PROBLEM
Find the lines of data that contain the string "Deprecated", then list them.
.....
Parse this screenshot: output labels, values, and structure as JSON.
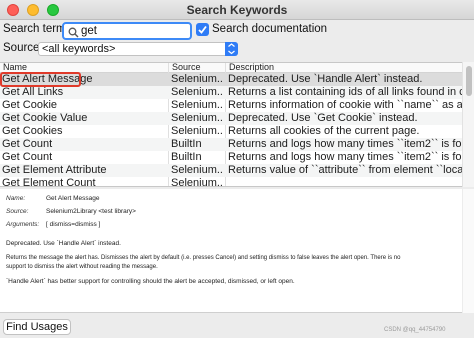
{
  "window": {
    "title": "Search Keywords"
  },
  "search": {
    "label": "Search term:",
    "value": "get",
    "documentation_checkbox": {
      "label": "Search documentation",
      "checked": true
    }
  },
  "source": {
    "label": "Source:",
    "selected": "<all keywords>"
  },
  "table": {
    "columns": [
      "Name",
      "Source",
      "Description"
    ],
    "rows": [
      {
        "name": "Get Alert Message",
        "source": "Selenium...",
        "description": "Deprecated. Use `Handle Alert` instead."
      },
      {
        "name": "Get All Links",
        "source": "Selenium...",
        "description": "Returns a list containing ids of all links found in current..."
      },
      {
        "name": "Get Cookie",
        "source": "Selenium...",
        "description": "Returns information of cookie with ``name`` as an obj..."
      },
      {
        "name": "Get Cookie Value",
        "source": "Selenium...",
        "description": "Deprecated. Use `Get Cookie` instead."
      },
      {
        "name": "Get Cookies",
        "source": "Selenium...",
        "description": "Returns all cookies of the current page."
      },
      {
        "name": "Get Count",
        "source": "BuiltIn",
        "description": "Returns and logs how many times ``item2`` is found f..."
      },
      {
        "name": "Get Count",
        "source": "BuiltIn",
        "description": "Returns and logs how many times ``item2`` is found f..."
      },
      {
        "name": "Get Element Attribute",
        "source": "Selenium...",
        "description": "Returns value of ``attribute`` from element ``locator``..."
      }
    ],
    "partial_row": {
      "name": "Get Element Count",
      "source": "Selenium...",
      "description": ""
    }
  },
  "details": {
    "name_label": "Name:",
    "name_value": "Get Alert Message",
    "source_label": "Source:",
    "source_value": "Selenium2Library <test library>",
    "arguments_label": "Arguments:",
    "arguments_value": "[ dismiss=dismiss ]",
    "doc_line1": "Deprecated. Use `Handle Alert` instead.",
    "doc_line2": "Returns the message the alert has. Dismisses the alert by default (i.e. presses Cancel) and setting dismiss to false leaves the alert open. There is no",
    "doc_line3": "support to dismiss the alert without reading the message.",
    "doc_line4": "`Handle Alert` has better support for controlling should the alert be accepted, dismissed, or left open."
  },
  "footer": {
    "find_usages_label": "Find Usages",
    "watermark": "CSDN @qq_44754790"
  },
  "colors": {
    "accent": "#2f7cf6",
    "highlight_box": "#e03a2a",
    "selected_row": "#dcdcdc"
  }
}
.....
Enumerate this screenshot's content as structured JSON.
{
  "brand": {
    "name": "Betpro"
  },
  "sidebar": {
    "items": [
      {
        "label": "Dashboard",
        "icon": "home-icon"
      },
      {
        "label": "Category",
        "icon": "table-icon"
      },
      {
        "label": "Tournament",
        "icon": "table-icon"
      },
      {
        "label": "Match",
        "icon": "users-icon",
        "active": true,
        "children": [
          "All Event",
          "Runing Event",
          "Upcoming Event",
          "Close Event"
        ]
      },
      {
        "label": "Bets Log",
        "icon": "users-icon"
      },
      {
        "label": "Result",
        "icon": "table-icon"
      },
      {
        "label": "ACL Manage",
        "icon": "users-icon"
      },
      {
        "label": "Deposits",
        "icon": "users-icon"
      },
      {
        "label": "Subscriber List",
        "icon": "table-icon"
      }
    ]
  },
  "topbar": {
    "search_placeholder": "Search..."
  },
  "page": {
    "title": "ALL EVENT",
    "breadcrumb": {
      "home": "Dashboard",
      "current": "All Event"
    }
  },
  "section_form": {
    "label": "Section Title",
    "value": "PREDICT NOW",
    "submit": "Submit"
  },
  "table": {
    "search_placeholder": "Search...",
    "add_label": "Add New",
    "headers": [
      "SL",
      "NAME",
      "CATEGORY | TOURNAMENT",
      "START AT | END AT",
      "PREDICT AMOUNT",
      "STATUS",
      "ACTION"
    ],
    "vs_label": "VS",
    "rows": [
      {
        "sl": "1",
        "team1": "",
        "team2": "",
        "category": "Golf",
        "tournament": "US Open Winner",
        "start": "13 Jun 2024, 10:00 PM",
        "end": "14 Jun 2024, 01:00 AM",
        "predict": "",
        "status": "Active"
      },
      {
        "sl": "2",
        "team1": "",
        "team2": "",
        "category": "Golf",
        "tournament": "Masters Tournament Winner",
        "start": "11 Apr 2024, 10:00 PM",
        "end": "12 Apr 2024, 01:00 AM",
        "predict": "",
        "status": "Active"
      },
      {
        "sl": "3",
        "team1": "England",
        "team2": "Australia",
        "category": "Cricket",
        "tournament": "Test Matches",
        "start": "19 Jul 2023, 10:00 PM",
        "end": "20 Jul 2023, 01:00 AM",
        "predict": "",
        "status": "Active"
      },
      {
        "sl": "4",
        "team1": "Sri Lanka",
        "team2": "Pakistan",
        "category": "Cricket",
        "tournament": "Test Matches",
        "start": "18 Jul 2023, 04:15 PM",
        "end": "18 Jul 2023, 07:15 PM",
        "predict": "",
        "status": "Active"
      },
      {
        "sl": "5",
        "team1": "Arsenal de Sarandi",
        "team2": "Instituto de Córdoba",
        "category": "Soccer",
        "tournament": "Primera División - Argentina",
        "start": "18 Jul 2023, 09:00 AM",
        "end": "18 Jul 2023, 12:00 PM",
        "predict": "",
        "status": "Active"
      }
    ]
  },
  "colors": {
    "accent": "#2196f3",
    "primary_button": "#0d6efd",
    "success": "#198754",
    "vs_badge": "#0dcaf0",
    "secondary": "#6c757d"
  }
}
.....
COMPLETE OUTPUT
        "description": "Deprecated. Use `Handle Alert` instead."
        "description": "Deprecated. Use `Get Cookie` instead."
    "doc_line1": "Deprecated. Use `Handle Alert` instead.",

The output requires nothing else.